Working data:
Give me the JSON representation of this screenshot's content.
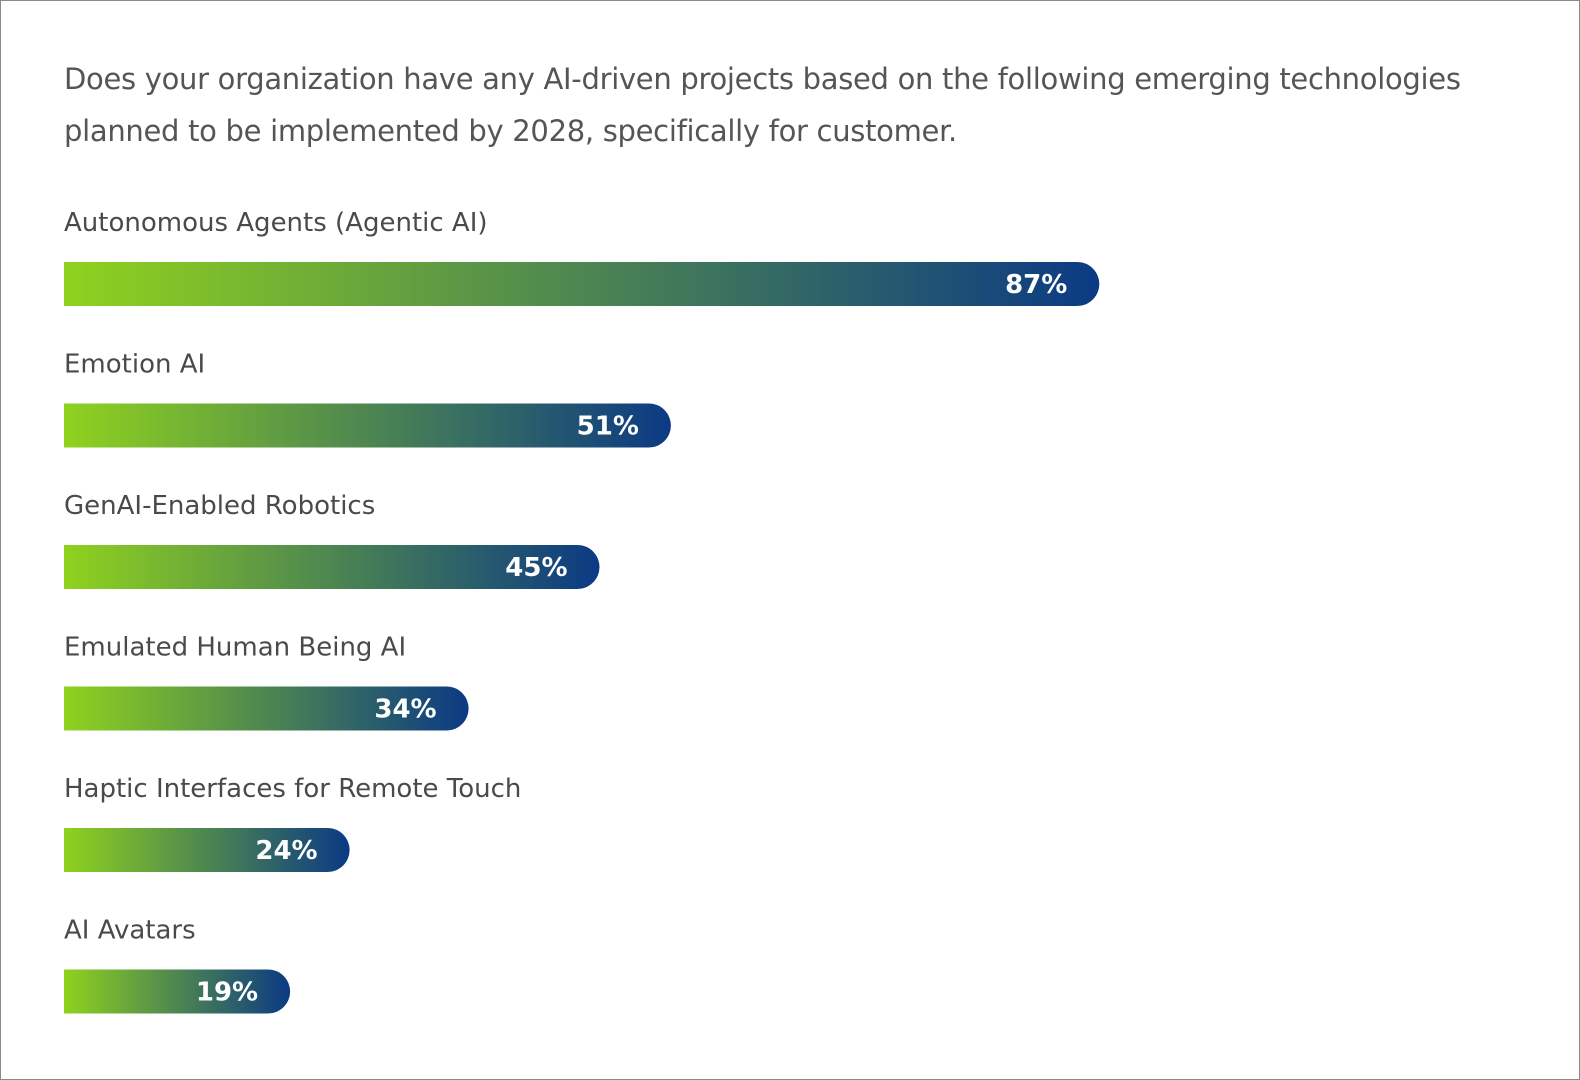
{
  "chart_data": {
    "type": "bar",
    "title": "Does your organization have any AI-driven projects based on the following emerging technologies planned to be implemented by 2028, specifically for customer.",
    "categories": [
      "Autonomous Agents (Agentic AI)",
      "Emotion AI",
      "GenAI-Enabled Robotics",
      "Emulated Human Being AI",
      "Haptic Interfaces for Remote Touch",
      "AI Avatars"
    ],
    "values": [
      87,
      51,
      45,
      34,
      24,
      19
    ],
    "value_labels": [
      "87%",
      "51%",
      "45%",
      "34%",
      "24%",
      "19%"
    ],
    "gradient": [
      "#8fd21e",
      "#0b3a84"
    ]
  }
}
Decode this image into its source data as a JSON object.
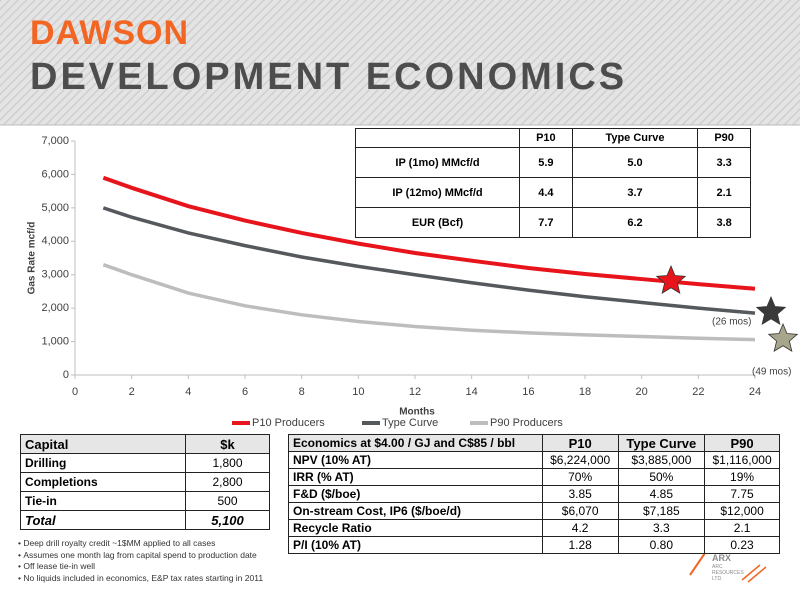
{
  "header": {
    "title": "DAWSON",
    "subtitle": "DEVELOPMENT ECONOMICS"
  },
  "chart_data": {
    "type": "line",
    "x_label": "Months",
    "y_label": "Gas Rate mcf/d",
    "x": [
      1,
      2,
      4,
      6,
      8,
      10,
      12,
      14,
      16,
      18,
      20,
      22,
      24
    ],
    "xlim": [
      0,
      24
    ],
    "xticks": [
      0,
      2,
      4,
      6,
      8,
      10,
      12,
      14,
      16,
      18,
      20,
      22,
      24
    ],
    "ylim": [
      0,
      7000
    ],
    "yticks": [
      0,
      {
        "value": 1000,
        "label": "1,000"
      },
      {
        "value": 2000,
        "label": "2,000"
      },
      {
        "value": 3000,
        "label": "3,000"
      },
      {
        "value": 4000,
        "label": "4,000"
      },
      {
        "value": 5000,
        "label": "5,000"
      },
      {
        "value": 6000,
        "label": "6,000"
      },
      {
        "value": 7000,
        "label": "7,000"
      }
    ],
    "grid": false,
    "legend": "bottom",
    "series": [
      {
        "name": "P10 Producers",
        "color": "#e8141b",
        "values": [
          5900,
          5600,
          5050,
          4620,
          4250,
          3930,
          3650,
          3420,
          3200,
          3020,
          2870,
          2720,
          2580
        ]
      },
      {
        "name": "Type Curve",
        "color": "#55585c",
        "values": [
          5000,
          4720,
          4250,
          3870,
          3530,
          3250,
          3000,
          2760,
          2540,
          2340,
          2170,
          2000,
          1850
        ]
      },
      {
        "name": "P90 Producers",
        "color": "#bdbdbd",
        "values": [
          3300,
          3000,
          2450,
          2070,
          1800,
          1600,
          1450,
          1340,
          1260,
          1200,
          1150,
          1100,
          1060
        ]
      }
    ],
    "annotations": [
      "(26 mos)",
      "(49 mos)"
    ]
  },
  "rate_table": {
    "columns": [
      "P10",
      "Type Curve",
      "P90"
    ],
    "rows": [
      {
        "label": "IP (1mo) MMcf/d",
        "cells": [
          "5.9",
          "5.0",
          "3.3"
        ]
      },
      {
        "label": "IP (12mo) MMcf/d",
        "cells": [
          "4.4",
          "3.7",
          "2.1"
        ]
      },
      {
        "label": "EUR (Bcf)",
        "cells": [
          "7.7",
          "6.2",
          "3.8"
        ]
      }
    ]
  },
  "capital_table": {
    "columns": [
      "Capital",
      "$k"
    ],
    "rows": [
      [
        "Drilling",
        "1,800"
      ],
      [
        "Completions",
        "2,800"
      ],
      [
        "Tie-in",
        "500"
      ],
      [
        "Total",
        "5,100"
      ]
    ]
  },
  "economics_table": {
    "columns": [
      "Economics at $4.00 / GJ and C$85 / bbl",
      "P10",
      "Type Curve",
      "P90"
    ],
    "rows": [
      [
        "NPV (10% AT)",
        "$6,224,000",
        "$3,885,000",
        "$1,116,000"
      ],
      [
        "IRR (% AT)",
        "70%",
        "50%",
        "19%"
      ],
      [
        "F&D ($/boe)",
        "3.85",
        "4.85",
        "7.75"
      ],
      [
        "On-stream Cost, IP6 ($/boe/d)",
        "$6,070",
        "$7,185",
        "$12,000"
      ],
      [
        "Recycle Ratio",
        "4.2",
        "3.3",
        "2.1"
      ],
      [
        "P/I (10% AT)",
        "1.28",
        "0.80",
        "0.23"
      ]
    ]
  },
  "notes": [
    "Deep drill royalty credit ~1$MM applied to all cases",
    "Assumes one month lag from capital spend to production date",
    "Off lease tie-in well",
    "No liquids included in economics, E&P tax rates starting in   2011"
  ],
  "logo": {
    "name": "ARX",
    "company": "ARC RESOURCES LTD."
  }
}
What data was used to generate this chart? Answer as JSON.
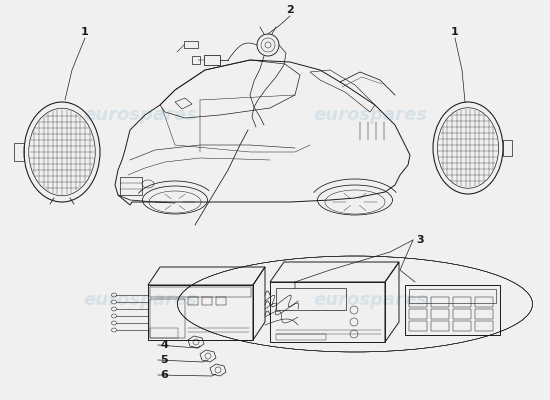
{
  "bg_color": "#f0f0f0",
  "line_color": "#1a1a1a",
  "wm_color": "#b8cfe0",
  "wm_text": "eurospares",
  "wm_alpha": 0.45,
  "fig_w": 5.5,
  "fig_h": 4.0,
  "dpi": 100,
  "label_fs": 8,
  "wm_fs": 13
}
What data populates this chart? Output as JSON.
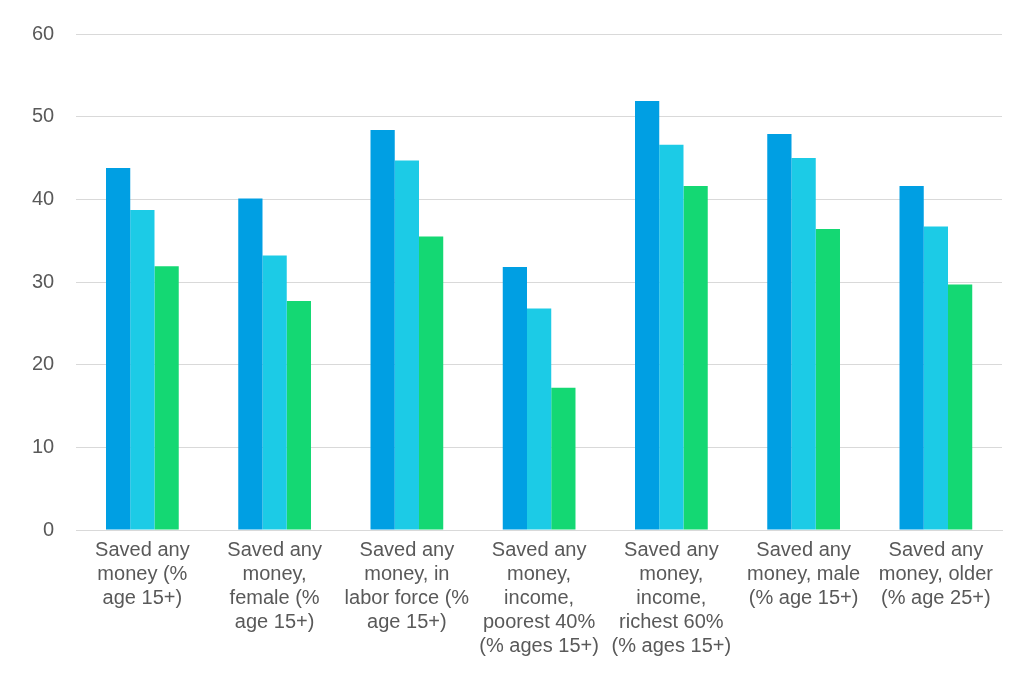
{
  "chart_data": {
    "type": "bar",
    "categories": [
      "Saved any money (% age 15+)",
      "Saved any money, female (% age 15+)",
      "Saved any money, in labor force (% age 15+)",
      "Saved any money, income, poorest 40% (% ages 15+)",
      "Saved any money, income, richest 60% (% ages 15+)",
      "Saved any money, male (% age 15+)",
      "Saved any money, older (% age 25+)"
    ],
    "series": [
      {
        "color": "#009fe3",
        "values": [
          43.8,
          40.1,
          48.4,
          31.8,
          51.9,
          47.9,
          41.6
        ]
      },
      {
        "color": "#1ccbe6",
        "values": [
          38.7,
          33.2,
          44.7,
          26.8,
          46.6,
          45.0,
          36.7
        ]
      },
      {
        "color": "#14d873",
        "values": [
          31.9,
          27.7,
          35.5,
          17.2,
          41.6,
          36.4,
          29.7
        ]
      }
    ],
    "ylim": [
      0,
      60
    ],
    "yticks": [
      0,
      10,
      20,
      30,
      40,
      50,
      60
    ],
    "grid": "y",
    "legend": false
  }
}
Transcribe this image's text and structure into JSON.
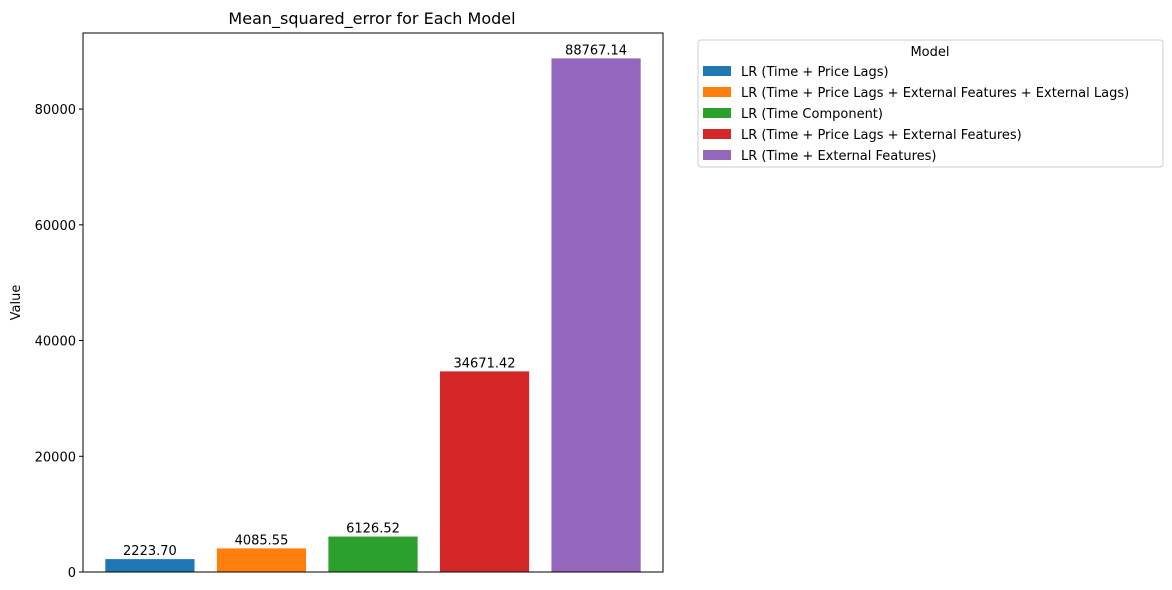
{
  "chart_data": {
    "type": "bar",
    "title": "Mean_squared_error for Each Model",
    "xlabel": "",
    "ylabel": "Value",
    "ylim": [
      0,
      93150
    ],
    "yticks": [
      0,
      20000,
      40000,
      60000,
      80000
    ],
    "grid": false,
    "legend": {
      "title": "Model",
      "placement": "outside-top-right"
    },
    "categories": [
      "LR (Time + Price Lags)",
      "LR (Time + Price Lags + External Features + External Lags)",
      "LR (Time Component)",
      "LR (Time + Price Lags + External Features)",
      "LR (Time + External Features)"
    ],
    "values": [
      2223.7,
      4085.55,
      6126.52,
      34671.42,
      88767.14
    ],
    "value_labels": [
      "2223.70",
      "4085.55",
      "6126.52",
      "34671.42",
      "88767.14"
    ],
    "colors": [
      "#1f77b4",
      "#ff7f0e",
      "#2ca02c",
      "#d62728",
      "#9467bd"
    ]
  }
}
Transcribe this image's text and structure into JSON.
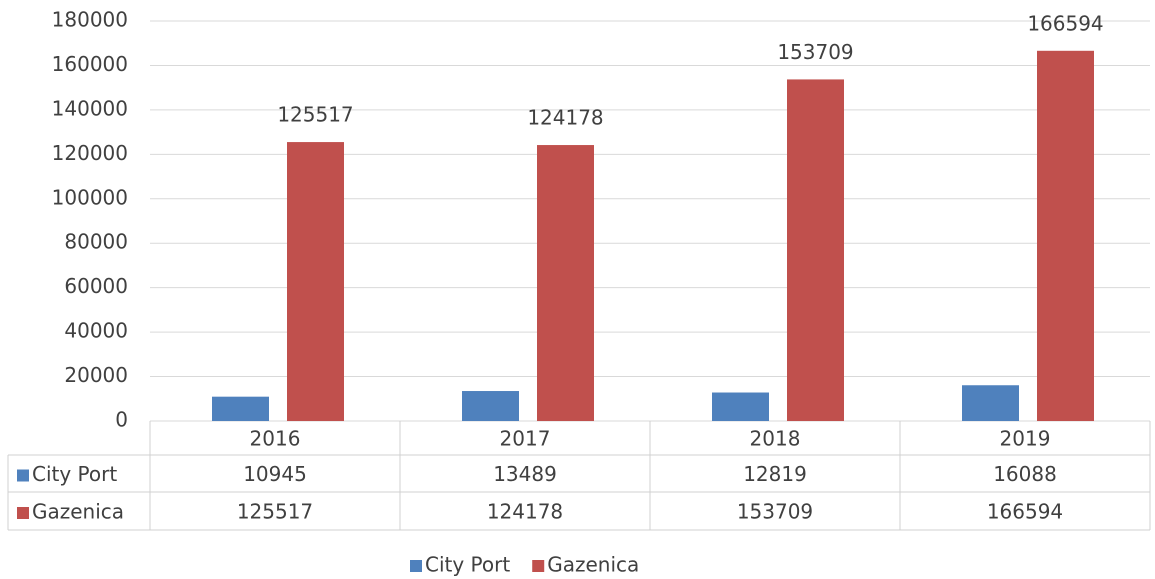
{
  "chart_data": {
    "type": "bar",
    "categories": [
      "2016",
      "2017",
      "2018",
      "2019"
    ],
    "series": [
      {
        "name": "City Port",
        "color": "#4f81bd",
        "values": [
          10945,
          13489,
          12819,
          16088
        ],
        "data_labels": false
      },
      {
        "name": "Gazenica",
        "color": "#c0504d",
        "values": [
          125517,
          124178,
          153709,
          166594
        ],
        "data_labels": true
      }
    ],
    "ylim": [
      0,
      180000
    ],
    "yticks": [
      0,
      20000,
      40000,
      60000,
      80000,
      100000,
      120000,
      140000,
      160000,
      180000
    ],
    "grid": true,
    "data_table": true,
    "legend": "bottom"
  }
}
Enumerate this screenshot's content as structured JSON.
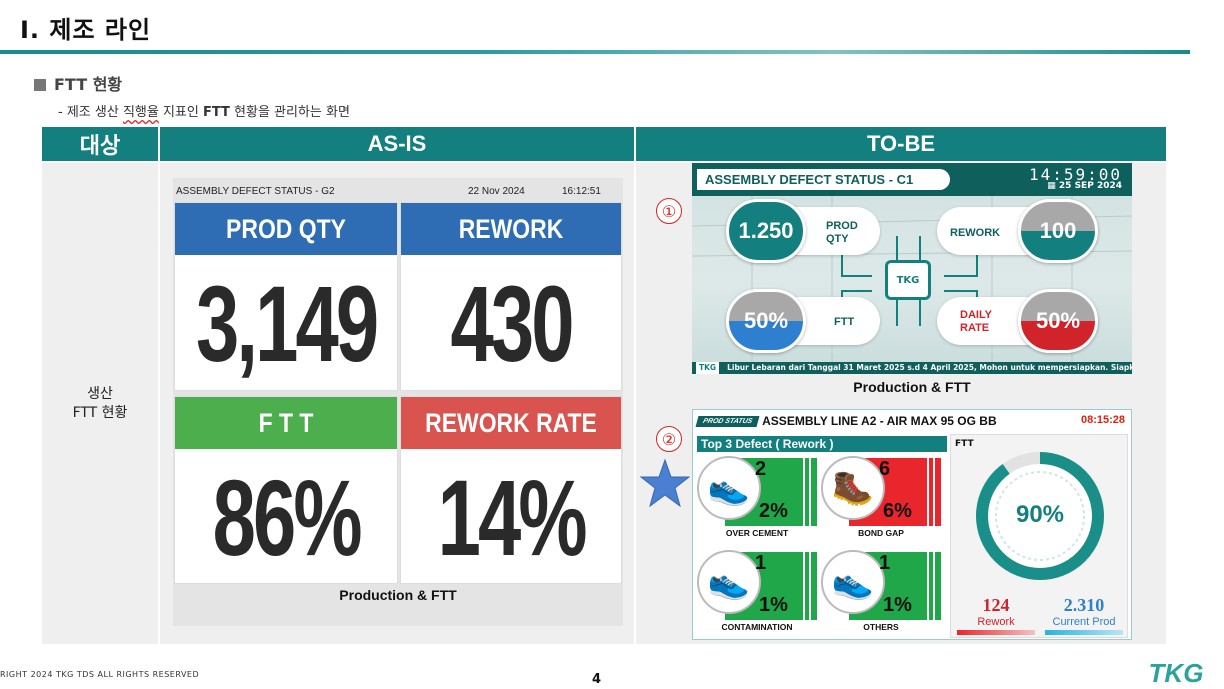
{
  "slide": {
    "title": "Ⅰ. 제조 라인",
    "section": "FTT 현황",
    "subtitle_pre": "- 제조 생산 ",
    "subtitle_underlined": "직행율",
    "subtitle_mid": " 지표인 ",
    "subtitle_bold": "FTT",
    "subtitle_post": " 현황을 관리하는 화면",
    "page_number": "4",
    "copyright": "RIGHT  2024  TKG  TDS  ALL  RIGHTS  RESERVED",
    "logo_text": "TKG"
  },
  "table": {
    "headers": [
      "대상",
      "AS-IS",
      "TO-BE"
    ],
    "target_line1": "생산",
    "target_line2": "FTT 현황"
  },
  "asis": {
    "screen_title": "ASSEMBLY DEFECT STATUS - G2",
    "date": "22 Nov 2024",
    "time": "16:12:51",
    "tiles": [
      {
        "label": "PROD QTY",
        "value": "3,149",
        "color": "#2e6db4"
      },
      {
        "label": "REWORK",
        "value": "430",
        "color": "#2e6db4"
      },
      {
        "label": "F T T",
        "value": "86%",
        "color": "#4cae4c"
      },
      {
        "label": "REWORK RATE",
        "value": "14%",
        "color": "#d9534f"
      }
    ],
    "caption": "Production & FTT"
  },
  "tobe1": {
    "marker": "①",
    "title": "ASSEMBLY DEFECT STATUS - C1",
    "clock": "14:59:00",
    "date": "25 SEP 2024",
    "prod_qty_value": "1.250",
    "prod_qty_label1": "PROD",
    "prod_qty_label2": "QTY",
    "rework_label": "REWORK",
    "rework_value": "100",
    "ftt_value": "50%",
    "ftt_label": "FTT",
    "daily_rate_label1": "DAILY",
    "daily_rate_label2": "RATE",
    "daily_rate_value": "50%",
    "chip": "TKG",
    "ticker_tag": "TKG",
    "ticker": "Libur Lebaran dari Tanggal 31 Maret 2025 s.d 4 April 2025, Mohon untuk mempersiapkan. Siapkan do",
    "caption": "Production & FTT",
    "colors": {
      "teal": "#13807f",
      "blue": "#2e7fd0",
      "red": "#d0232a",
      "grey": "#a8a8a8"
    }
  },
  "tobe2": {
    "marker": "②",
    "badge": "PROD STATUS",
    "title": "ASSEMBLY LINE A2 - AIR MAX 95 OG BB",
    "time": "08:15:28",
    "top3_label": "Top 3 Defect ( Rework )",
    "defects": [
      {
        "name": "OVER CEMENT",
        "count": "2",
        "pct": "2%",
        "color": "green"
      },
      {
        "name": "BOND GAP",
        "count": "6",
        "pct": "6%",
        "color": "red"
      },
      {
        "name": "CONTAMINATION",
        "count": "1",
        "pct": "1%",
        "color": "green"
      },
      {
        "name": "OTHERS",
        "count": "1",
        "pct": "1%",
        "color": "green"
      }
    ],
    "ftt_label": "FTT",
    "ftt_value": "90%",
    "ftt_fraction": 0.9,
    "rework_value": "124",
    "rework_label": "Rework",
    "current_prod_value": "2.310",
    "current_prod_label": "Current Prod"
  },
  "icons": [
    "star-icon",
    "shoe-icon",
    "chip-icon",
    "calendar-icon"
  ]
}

Written request: In how many lines of the data does the string "true" appear? Give only the number.

Expected answer: 3